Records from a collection
<<<<
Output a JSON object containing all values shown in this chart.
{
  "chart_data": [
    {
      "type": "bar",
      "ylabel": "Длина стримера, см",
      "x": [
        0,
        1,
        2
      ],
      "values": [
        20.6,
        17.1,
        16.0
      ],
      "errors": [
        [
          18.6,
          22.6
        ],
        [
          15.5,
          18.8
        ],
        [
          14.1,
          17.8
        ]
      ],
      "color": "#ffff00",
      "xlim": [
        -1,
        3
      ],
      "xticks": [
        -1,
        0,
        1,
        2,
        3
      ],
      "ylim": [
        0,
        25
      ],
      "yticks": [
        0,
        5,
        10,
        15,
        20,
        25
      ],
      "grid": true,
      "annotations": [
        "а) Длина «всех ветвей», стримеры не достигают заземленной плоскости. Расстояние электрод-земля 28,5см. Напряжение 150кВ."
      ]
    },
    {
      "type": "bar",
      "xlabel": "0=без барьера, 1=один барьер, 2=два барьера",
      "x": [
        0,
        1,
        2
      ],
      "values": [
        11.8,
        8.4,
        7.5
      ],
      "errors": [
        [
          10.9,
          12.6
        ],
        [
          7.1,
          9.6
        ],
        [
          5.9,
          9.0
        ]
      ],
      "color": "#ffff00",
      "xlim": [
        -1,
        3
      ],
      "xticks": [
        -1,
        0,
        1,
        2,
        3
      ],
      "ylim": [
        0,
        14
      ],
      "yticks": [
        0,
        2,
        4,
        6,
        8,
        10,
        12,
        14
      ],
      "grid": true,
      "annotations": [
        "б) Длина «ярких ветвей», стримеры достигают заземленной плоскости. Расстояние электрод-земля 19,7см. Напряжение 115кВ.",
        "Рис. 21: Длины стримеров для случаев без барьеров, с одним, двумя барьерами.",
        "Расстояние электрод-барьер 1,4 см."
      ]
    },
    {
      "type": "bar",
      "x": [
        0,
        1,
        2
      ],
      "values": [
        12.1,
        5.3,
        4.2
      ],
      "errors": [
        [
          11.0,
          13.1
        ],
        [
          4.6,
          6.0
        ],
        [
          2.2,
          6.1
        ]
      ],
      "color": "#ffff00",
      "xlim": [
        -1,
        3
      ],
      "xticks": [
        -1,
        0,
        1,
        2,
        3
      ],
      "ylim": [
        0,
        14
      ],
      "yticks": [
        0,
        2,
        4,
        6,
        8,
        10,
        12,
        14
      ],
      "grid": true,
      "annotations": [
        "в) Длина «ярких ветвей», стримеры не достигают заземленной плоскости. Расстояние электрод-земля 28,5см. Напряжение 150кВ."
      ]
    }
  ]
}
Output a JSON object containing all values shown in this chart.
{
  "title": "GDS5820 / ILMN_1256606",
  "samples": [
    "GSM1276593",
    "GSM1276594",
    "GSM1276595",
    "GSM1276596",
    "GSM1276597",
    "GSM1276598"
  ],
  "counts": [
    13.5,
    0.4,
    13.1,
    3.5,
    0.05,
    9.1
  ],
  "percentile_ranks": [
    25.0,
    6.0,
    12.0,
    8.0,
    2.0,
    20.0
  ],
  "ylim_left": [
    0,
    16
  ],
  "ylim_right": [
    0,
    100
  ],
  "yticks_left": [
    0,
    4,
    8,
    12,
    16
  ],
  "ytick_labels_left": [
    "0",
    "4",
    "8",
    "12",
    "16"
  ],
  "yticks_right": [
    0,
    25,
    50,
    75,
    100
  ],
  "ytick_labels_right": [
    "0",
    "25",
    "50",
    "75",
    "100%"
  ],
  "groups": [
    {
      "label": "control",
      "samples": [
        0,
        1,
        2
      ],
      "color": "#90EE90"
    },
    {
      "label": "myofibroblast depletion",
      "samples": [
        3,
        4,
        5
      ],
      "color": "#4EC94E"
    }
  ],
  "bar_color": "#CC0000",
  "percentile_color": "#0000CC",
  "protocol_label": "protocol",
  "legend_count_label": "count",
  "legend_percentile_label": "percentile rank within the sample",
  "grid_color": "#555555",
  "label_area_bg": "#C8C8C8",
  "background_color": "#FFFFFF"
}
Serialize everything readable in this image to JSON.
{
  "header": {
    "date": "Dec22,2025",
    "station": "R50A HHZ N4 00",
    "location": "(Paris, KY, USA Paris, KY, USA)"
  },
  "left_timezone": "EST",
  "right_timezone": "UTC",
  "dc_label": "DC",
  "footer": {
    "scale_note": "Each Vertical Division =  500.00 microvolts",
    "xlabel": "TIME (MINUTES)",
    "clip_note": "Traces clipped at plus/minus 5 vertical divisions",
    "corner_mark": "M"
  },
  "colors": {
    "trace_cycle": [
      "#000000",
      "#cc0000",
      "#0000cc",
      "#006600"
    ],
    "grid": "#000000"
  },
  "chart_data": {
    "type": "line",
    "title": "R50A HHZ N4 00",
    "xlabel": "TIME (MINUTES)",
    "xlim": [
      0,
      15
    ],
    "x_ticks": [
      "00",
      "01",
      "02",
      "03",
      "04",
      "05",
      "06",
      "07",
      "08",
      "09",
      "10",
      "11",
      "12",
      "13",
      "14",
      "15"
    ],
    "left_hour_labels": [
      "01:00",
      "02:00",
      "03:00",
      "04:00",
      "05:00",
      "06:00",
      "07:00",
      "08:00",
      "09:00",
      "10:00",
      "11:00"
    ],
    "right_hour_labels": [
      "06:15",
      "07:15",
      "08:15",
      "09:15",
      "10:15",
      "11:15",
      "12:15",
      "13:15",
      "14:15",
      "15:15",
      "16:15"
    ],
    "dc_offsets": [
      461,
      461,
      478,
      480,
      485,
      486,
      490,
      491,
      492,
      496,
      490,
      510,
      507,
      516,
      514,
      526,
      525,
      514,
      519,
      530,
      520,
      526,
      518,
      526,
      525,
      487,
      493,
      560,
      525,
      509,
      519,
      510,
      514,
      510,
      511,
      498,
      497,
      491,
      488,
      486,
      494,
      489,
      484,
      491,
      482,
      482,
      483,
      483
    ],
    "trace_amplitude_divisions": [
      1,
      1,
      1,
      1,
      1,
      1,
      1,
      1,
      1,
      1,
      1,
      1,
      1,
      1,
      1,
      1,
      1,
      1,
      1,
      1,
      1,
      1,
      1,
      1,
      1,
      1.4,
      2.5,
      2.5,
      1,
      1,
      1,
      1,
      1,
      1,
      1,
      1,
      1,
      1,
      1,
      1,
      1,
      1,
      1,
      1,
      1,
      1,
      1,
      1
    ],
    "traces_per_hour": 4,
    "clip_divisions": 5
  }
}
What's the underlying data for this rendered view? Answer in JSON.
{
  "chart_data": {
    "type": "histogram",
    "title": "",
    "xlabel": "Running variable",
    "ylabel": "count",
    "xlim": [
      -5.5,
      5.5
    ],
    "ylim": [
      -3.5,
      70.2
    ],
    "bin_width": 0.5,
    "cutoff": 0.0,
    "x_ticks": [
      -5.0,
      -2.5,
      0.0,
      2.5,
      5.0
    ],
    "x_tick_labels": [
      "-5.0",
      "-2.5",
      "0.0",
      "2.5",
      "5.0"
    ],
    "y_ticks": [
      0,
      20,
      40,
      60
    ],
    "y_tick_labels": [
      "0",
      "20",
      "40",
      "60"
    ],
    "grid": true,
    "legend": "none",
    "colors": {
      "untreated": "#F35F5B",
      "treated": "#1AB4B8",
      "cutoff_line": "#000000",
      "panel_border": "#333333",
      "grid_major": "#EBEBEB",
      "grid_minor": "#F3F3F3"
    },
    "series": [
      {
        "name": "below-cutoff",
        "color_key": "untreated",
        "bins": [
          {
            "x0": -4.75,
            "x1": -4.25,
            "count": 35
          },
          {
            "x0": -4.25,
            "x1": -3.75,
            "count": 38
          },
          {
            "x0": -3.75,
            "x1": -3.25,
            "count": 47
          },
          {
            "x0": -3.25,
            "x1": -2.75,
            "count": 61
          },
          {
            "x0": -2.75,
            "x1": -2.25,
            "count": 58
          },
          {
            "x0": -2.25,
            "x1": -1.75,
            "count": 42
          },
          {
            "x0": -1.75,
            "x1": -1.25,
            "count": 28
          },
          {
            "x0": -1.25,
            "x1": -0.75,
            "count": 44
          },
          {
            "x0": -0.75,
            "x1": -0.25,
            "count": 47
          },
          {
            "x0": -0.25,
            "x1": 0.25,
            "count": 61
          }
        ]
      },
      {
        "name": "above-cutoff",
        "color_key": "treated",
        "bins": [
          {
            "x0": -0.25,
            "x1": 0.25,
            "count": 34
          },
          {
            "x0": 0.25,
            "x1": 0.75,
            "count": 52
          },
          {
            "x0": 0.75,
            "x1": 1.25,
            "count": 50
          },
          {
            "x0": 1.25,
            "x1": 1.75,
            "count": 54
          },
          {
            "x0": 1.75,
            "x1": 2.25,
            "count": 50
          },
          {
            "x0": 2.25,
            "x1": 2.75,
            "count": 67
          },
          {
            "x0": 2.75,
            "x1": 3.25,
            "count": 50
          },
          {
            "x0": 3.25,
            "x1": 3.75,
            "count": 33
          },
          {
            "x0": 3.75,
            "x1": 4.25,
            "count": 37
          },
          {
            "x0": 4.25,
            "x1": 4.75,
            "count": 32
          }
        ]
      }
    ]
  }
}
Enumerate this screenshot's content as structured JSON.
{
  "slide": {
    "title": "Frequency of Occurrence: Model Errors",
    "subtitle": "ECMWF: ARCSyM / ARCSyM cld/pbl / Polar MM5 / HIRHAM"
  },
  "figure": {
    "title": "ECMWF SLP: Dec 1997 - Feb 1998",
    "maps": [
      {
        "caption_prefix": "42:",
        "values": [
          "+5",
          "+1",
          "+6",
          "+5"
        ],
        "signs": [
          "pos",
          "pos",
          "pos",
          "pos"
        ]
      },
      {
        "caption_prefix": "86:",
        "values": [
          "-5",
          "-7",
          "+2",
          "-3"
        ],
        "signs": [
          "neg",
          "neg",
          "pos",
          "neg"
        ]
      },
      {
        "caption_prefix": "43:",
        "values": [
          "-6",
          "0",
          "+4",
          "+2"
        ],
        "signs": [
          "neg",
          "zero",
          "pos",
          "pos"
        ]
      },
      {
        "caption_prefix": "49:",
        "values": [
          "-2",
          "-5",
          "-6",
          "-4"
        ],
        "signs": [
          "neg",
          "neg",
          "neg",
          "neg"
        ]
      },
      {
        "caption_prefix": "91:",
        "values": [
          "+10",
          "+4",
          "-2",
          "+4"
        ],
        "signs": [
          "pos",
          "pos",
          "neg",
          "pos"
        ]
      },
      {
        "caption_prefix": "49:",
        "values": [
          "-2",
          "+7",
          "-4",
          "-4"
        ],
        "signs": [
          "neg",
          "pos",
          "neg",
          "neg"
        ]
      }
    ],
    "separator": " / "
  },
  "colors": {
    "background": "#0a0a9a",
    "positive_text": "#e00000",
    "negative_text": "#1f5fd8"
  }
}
>>>>
§ WHAT TO WORK ON
From the entries above, select each line containing the string "ветвей".

§ WRITTEN SOLUTION
        "а) Длина «всех ветвей», стримеры не достигают заземленной плоскости. Расстояние электрод-земля 28,5см. Напряжение 150кВ."
        "б) Длина «ярких ветвей», стримеры достигают заземленной плоскости. Расстояние электрод-земля 19,7см. Напряжение 115кВ.",
        "в) Длина «ярких ветвей», стримеры не достигают заземленной плоскости. Расстояние электрод-земля 28,5см. Напряжение 150кВ."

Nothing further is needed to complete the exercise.